Problem to work on: Please write out the complete listing that follows, exactly as it reads.

Start of Input

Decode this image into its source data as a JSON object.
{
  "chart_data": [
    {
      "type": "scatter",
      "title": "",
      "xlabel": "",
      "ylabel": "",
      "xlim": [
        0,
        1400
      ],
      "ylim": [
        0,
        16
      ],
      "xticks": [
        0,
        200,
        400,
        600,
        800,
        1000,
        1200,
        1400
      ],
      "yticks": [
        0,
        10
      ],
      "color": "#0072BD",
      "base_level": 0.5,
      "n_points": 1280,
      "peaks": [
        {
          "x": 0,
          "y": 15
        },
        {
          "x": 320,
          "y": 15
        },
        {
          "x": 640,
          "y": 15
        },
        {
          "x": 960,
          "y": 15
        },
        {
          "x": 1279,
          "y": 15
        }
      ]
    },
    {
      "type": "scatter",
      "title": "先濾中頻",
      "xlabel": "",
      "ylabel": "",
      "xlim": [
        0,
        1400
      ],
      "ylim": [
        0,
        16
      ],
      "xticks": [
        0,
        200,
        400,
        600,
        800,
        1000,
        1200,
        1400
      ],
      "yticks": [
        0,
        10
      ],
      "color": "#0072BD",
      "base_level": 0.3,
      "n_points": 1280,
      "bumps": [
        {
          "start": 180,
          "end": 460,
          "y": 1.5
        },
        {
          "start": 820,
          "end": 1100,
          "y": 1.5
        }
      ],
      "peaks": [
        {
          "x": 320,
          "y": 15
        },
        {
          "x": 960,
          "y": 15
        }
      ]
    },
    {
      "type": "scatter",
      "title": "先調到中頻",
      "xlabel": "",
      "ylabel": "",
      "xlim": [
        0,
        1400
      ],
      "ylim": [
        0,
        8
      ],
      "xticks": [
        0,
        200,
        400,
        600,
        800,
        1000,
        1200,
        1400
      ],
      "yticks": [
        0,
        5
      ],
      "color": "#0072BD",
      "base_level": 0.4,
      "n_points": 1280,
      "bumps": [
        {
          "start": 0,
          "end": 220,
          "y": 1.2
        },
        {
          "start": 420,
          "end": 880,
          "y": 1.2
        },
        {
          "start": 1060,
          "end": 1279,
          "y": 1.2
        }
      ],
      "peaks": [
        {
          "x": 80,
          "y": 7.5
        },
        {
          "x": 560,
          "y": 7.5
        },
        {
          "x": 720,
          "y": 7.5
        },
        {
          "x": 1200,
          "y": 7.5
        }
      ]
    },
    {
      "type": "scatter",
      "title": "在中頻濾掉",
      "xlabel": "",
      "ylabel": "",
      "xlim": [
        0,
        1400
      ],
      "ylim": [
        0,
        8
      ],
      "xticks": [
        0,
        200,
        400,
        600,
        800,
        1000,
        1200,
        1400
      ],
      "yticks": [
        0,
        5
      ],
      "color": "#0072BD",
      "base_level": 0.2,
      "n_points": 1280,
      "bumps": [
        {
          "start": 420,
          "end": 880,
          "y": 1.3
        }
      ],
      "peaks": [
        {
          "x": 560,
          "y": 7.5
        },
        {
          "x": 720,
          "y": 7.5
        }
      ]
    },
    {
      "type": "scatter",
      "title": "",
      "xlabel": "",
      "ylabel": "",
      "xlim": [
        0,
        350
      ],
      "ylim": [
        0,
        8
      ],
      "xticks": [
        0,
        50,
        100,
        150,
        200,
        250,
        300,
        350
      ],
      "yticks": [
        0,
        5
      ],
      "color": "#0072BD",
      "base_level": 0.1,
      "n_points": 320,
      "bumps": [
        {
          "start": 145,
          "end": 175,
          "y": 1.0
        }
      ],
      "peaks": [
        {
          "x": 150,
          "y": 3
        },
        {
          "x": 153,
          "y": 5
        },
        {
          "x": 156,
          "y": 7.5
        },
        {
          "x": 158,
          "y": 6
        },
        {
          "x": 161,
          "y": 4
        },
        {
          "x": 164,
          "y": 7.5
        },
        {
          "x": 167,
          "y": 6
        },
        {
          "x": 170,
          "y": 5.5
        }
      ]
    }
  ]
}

End of Input

Result for this exercise:
Decode this image into its source data as a JSON object.
{
  "chart_data": [
    {
      "type": "scatter",
      "title": "",
      "xlabel": "",
      "ylabel": "",
      "xlim": [
        0,
        1400
      ],
      "ylim": [
        0,
        16
      ],
      "xticks": [
        0,
        200,
        400,
        600,
        800,
        1000,
        1200,
        1400
      ],
      "yticks": [
        0,
        10
      ],
      "color": "#0072BD",
      "base_level": 0.5,
      "n_points": 1280,
      "peaks": [
        {
          "x": 0,
          "y": 15
        },
        {
          "x": 320,
          "y": 15
        },
        {
          "x": 640,
          "y": 15
        },
        {
          "x": 960,
          "y": 15
        },
        {
          "x": 1279,
          "y": 15
        }
      ]
    },
    {
      "type": "scatter",
      "title": "先濾中頻",
      "xlabel": "",
      "ylabel": "",
      "xlim": [
        0,
        1400
      ],
      "ylim": [
        0,
        16
      ],
      "xticks": [
        0,
        200,
        400,
        600,
        800,
        1000,
        1200,
        1400
      ],
      "yticks": [
        0,
        10
      ],
      "color": "#0072BD",
      "base_level": 0.3,
      "n_points": 1280,
      "bumps": [
        {
          "start": 180,
          "end": 460,
          "y": 1.5
        },
        {
          "start": 820,
          "end": 1100,
          "y": 1.5
        }
      ],
      "peaks": [
        {
          "x": 320,
          "y": 15
        },
        {
          "x": 960,
          "y": 15
        }
      ]
    },
    {
      "type": "scatter",
      "title": "先調到中頻",
      "xlabel": "",
      "ylabel": "",
      "xlim": [
        0,
        1400
      ],
      "ylim": [
        0,
        8
      ],
      "xticks": [
        0,
        200,
        400,
        600,
        800,
        1000,
        1200,
        1400
      ],
      "yticks": [
        0,
        5
      ],
      "color": "#0072BD",
      "base_level": 0.4,
      "n_points": 1280,
      "bumps": [
        {
          "start": 0,
          "end": 220,
          "y": 1.2
        },
        {
          "start": 420,
          "end": 880,
          "y": 1.2
        },
        {
          "start": 1060,
          "end": 1279,
          "y": 1.2
        }
      ],
      "peaks": [
        {
          "x": 80,
          "y": 7.5
        },
        {
          "x": 560,
          "y": 7.5
        },
        {
          "x": 720,
          "y": 7.5
        },
        {
          "x": 1200,
          "y": 7.5
        }
      ]
    },
    {
      "type": "scatter",
      "title": "在中頻濾掉",
      "xlabel": "",
      "ylabel": "",
      "xlim": [
        0,
        1400
      ],
      "ylim": [
        0,
        8
      ],
      "xticks": [
        0,
        200,
        400,
        600,
        800,
        1000,
        1200,
        1400
      ],
      "yticks": [
        0,
        5
      ],
      "color": "#0072BD",
      "base_level": 0.2,
      "n_points": 1280,
      "bumps": [
        {
          "start": 420,
          "end": 880,
          "y": 1.3
        }
      ],
      "peaks": [
        {
          "x": 560,
          "y": 7.5
        },
        {
          "x": 720,
          "y": 7.5
        }
      ]
    },
    {
      "type": "scatter",
      "title": "",
      "xlabel": "",
      "ylabel": "",
      "xlim": [
        0,
        350
      ],
      "ylim": [
        0,
        8
      ],
      "xticks": [
        0,
        50,
        100,
        150,
        200,
        250,
        300,
        350
      ],
      "yticks": [
        0,
        5
      ],
      "color": "#0072BD",
      "base_level": 0.1,
      "n_points": 320,
      "bumps": [
        {
          "start": 145,
          "end": 175,
          "y": 1.0
        }
      ],
      "peaks": [
        {
          "x": 150,
          "y": 3
        },
        {
          "x": 153,
          "y": 5
        },
        {
          "x": 156,
          "y": 7.5
        },
        {
          "x": 158,
          "y": 6
        },
        {
          "x": 161,
          "y": 4
        },
        {
          "x": 164,
          "y": 7.5
        },
        {
          "x": 167,
          "y": 6
        },
        {
          "x": 170,
          "y": 5.5
        }
      ]
    }
  ]
}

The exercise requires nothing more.